CHECK YOUR UNDERSTANDING:
[A] Quote everything from "The public has" down to "expanding (19 percent)." in the passage on economic messaging.
[B] In the passage on economic messaging, what percentage of the public cited "outsourcing of American jobs and China creating rules that block American exports"?

PAGE EXTRACT:

/---

The public has clear views about the major economic problems that public policy needs to address. Thirty-seven percent named “high government spending, the budget deficit, and taxes.” The same percentage cited “the middle class and working people facing rising costs and declining income.” Close behind with 32 percent was the “outsourcing of American jobs and China creating rules that block American exports,” followed by a wasteful government dominated by special interests and not accountable to the people (26 percent), falling behind India and China in education and innovation (22 percent), and taxes and regulations that prevent businesses from hiring people and expanding (19 percent).
In the face of these sentiments, what can Democrats do? Democracy Corps tested a number of possible messages. Options that focused on the past—on either what Republicans did to cause the economic mess or what Democrats have done to put things right—fell flat. While Democrats were able to run against Herbert Hoover for decades, the strategy of running against George W. Bush had a much briefer shelf-life, which has now expired. The people are dismayed by current conditions, and they are in a very sober mood. They’re interested in a serious, realistic conversation about the future of the American economy, and they want a credible plan that allows us to make progress in the face of new challenges, including international competition.
In this context, messages focused on economic nationalism (China and outsourcing), on the plight of the middle class, on government reform to reduce the influence of special interest, and on rising inequality all fared pretty well. But surprisingly, the strongest message for Democrats went as follows:
“Half the country blames George Bush for the state of the economy and the other half blames Barack Obama. But that blame game will not help to create new jobs. We face immense problems that will take years to solve. We need to start working together to reduce spending and the deficit and ask the richest to pay their fare share of taxes. We need to support education, innovation, and new American industries.”

\---

Dataset items:
/---

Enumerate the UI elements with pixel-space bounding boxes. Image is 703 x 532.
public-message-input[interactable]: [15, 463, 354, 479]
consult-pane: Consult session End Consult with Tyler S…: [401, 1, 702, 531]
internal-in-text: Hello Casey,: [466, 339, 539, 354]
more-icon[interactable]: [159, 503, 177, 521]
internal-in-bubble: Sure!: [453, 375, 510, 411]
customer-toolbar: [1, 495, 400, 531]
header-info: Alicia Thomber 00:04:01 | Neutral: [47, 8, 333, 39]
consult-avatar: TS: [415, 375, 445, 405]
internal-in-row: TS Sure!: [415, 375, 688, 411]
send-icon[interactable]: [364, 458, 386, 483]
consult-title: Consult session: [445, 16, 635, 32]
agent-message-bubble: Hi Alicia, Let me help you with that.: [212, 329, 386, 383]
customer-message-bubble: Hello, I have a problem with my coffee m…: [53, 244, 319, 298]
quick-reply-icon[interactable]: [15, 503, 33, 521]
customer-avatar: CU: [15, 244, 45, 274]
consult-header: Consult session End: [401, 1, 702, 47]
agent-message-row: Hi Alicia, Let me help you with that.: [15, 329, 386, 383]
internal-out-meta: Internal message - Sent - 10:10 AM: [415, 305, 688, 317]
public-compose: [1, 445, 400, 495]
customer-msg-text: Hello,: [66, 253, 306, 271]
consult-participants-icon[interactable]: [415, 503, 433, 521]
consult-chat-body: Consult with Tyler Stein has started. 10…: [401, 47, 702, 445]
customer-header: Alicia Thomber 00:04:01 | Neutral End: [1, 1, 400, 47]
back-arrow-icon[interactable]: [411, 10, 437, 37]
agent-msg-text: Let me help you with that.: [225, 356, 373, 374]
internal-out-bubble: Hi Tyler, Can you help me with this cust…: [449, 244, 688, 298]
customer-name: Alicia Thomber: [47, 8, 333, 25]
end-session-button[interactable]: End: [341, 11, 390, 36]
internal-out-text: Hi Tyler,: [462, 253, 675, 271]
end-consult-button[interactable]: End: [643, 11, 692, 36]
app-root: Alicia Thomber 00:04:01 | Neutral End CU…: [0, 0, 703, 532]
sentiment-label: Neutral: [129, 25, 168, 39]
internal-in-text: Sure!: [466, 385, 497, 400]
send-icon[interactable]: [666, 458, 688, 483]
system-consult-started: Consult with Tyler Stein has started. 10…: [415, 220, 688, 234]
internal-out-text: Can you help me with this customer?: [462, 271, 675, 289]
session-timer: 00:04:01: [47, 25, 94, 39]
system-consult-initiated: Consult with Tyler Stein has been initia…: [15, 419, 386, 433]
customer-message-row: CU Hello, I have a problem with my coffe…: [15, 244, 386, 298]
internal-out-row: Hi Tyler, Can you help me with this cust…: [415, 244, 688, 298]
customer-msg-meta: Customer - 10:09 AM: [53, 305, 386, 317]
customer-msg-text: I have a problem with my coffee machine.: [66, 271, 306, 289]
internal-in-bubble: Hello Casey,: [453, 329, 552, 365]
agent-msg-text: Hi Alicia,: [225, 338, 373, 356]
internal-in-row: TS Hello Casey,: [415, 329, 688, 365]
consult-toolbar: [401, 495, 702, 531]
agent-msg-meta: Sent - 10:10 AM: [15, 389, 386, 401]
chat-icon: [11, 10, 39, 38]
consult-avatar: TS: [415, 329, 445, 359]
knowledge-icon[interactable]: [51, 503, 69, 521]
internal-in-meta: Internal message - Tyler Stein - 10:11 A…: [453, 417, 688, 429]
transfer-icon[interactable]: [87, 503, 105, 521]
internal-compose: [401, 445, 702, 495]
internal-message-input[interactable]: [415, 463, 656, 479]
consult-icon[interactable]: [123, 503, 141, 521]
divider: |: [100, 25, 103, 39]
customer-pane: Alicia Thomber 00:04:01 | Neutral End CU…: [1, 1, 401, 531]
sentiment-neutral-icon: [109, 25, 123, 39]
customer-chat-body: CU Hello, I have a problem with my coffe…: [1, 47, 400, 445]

\---

REPLIES:
[A]
The public has clear views about the major economic problems that public policy needs to address. Thirty-seven percent named “high government spending, the budget deficit, and taxes.” The same percentage cited “the middle class and working people facing rising costs and declining income.” Close behind with 32 percent was the “outsourcing of American jobs and China creating rules that block American exports,” followed by a wasteful government dominated by special interests and not accountable to the people (26 percent), falling behind India and China in education and innovation (22 percent), and taxes and regulations that prevent businesses from hiring people and expanding (19 percent).

[B] 32 percent